SHORT PROBLEM
Where the line holding "Enumerate this screenshot's" appears, start copying, and continue exactly through the last line of the listing, skipping pictures.

-----

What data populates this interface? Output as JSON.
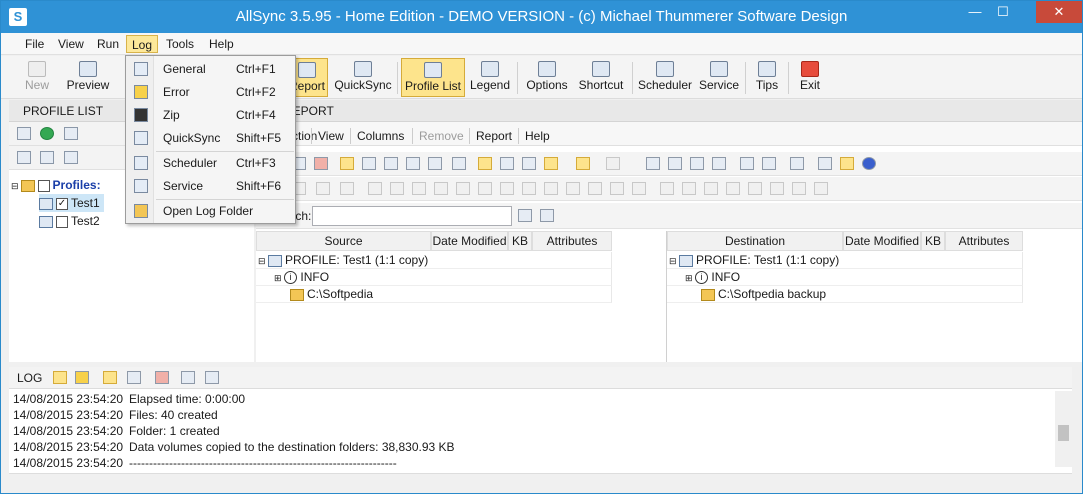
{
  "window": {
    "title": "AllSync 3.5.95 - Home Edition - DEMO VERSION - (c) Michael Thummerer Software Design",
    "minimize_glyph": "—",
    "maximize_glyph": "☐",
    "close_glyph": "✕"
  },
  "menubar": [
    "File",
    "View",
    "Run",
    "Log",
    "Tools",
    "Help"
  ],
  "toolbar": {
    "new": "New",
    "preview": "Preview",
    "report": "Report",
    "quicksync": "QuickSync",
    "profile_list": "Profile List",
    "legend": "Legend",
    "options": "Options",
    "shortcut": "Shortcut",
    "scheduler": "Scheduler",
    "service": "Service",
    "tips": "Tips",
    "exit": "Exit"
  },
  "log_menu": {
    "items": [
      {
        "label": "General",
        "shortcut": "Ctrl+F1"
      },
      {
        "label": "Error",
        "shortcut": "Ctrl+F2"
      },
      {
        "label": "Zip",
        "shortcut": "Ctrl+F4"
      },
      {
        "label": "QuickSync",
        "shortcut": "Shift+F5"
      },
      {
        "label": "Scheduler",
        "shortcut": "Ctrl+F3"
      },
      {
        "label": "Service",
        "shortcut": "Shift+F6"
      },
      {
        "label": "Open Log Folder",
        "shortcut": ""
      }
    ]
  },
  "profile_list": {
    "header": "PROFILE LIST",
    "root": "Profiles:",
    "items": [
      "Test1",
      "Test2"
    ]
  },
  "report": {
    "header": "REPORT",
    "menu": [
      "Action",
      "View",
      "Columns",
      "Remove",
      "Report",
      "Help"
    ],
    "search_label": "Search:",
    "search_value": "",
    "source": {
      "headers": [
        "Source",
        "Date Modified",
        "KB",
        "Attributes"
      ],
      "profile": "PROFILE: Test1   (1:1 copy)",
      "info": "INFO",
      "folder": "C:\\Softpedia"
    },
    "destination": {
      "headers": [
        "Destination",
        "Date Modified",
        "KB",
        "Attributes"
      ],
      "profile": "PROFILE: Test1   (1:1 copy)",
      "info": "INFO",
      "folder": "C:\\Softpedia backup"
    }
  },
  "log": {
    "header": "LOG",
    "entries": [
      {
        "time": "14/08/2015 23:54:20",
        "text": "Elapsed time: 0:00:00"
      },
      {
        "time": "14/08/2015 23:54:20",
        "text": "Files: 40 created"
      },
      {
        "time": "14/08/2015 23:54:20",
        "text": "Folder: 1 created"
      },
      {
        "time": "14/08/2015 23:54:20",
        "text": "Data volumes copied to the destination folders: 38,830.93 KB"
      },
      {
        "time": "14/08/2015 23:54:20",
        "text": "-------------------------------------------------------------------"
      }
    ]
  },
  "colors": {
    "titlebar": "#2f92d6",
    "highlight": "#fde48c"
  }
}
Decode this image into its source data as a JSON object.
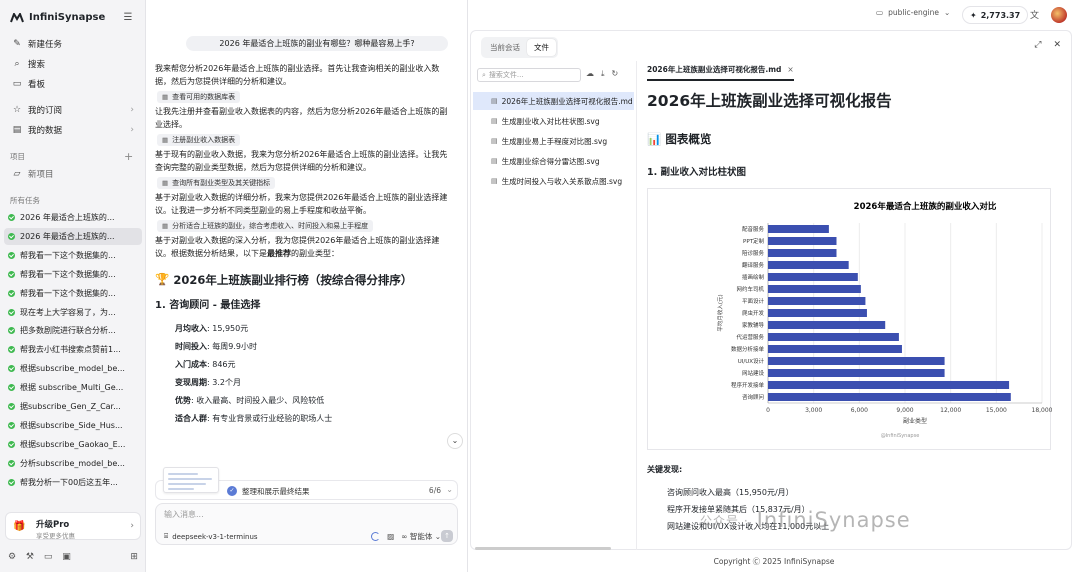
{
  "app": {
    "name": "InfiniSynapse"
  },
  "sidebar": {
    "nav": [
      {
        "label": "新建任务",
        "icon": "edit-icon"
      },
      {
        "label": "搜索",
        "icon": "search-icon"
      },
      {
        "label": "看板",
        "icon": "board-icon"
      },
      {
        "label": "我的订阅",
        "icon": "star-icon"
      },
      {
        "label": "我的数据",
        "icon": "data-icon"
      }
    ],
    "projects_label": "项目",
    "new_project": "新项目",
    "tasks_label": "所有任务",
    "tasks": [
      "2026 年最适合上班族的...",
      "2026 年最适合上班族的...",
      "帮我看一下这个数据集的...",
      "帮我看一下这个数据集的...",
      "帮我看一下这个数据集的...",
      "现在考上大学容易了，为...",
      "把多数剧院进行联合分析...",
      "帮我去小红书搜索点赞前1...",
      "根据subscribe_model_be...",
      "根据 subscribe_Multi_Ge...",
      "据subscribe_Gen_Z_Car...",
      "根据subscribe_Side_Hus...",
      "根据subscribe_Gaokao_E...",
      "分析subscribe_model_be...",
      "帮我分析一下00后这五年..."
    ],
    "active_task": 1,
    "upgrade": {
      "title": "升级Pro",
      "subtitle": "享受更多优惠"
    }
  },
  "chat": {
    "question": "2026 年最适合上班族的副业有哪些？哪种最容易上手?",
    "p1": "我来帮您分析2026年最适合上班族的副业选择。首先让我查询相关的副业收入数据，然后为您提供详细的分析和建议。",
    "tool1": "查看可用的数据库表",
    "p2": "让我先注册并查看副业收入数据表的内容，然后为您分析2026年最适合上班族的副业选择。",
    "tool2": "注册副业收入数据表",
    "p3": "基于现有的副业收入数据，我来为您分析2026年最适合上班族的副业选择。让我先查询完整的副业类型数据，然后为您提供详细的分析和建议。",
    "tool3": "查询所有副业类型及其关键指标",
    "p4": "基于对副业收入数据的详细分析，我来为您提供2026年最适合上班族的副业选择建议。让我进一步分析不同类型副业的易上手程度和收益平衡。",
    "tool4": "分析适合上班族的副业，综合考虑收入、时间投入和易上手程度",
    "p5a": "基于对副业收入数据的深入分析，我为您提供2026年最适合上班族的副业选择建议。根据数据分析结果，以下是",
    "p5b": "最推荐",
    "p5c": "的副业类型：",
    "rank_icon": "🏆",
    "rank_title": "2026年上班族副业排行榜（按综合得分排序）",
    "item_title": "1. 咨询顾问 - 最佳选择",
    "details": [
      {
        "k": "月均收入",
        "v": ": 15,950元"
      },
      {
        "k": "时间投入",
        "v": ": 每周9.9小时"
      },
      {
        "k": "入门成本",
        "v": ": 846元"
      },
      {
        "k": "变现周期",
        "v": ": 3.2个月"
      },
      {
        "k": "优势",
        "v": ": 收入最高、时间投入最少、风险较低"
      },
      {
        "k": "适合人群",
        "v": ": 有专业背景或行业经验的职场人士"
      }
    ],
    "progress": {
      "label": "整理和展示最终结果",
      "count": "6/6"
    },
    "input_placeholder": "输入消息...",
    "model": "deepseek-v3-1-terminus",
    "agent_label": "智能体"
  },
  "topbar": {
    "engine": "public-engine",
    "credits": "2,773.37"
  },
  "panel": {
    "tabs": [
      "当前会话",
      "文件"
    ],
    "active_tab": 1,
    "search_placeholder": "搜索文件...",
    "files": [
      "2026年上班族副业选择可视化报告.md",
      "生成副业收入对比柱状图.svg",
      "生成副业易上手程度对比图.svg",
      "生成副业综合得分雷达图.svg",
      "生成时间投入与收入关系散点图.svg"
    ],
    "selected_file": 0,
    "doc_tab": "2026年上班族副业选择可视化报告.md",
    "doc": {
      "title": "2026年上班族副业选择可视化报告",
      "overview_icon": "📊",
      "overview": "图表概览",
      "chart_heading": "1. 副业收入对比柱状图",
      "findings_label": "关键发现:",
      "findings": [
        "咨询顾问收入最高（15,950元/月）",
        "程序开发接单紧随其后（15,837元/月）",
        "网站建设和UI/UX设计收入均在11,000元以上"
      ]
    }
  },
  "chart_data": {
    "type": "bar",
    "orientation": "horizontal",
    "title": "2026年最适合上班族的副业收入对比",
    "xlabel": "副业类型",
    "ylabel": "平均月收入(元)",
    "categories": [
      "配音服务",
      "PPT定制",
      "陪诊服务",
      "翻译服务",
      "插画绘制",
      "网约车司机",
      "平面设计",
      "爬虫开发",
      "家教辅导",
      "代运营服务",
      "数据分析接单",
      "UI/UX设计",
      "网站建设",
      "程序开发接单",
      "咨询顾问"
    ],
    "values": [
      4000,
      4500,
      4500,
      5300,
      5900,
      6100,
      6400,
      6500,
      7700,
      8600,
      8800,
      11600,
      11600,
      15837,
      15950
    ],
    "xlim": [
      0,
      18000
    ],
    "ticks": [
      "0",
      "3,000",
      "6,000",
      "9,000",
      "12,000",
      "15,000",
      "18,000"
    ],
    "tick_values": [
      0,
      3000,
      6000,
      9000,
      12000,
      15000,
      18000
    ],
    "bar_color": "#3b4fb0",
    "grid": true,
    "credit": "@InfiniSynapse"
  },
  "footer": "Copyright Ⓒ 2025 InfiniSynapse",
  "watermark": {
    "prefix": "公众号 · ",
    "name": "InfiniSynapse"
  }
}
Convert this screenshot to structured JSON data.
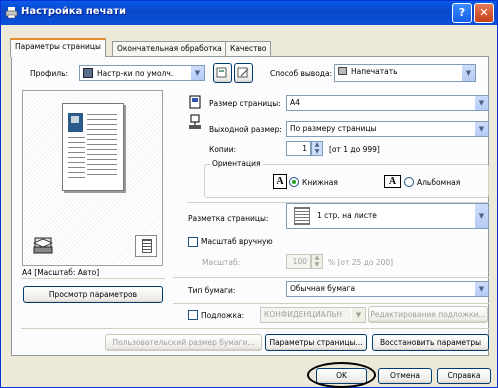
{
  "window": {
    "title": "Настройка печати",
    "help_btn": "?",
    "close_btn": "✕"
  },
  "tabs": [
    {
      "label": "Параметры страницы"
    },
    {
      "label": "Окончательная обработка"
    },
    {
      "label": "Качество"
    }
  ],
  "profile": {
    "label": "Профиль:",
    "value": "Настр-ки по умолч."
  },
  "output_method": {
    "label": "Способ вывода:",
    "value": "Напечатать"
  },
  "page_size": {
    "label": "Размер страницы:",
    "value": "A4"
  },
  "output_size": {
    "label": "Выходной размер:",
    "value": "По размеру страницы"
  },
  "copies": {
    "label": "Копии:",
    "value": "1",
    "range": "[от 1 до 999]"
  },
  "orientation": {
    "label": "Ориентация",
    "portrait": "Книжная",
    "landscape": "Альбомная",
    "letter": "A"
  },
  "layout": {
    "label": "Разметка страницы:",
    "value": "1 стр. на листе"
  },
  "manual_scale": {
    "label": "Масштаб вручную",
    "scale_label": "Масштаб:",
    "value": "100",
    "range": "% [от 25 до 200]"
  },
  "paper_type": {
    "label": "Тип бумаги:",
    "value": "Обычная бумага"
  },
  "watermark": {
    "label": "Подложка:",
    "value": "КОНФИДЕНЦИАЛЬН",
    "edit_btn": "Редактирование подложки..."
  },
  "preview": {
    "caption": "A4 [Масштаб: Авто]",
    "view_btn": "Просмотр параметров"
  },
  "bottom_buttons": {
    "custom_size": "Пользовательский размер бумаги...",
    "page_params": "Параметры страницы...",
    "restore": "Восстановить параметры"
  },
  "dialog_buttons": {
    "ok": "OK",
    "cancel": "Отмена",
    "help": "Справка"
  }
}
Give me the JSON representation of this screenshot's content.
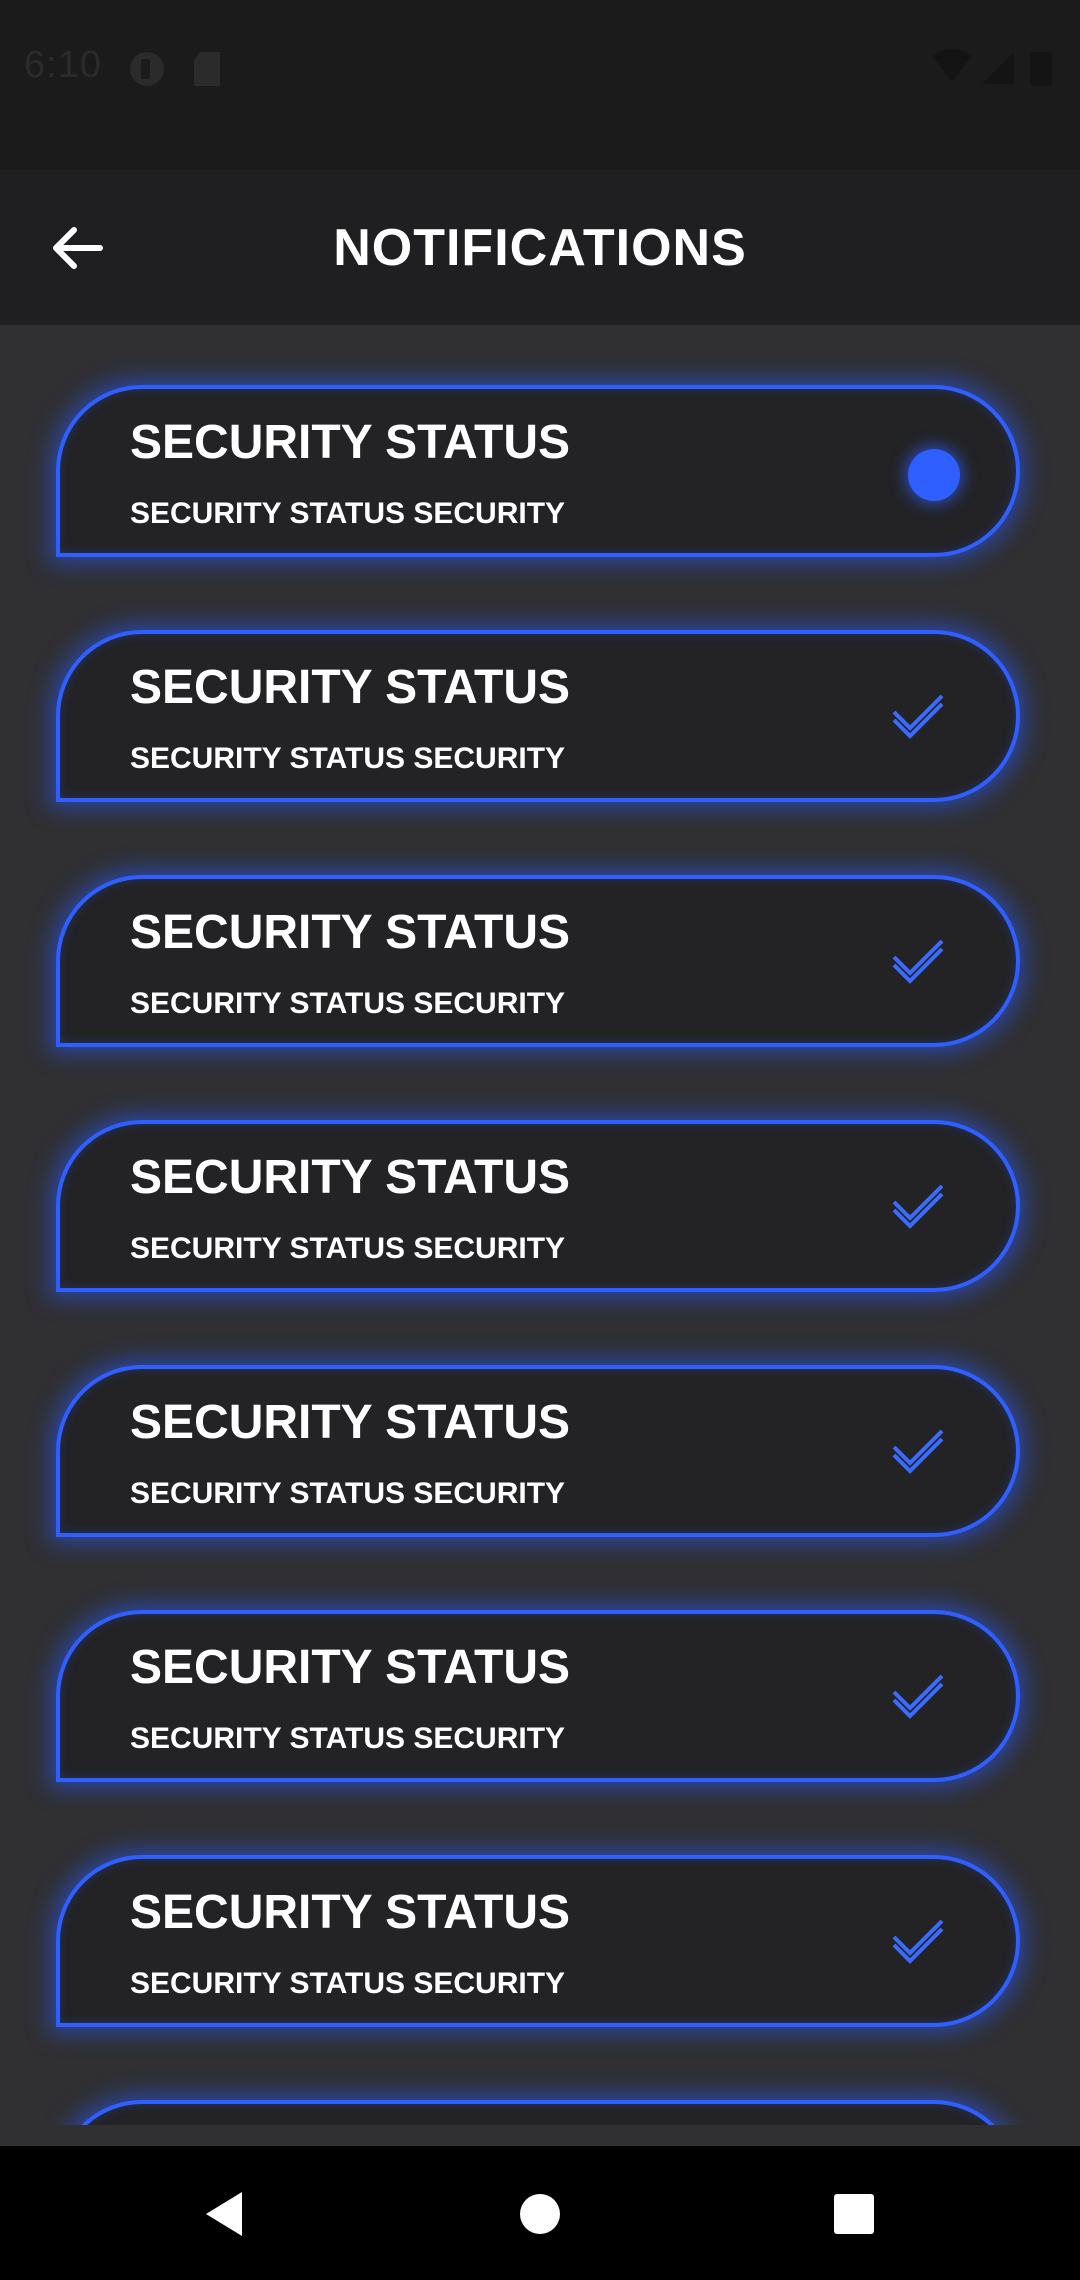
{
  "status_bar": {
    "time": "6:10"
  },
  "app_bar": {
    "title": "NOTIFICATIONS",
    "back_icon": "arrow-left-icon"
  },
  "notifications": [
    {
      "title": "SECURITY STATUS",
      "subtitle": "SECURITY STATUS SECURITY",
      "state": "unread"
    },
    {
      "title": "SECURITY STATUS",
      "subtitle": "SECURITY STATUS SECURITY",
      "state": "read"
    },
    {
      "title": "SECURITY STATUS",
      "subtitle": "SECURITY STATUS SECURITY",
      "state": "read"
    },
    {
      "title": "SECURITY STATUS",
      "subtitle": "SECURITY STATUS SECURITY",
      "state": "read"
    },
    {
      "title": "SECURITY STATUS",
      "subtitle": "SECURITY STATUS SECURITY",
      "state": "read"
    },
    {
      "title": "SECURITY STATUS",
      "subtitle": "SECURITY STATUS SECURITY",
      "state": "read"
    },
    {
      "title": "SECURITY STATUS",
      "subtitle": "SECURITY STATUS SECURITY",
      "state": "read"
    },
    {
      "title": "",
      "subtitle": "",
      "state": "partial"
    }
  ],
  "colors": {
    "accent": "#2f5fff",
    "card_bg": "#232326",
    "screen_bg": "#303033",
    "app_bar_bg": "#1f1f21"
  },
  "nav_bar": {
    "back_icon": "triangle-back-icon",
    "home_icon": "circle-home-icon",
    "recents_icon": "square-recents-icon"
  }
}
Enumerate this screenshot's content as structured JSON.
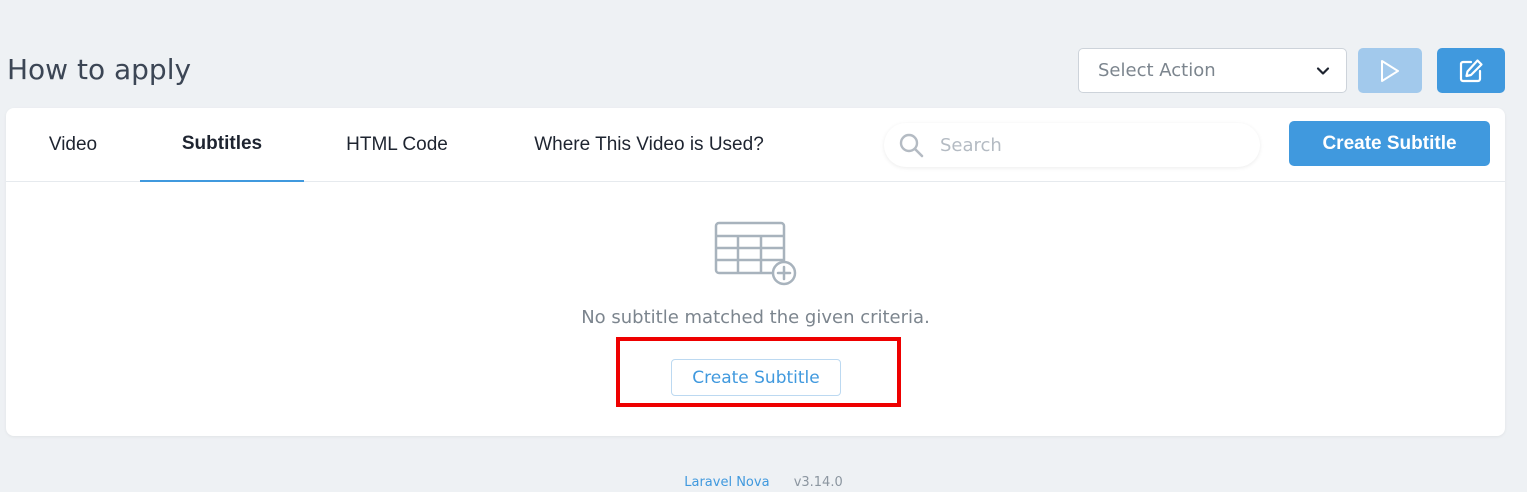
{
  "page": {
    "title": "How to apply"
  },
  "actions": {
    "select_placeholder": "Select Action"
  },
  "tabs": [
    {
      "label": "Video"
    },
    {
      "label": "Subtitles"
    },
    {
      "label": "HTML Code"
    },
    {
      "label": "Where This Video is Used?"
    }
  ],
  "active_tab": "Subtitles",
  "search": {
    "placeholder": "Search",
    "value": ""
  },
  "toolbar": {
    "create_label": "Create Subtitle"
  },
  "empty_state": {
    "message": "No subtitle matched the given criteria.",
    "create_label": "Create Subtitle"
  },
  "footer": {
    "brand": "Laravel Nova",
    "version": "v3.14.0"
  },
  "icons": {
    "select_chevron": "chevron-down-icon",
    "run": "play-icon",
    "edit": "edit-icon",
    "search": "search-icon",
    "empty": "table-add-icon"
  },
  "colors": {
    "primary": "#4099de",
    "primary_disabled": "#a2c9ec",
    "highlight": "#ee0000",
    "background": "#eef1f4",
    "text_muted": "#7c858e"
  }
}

-----

THE RESPONSE
Enumerate this screenshot's content as structured JSON.
{
  "page": {
    "title": "How to apply"
  },
  "actions": {
    "select_placeholder": "Select Action"
  },
  "tabs": [
    {
      "label": "Video"
    },
    {
      "label": "Subtitles"
    },
    {
      "label": "HTML Code"
    },
    {
      "label": "Where This Video is Used?"
    }
  ],
  "active_tab": "Subtitles",
  "search": {
    "placeholder": "Search",
    "value": ""
  },
  "toolbar": {
    "create_label": "Create Subtitle"
  },
  "empty_state": {
    "message": "No subtitle matched the given criteria.",
    "create_label": "Create Subtitle"
  },
  "footer": {
    "brand": "Laravel Nova",
    "version": "v3.14.0"
  },
  "icons": {
    "select_chevron": "chevron-down-icon",
    "run": "play-icon",
    "edit": "edit-icon",
    "search": "search-icon",
    "empty": "table-add-icon"
  },
  "colors": {
    "primary": "#4099de",
    "primary_disabled": "#a2c9ec",
    "highlight": "#ee0000",
    "background": "#eef1f4",
    "text_muted": "#7c858e"
  }
}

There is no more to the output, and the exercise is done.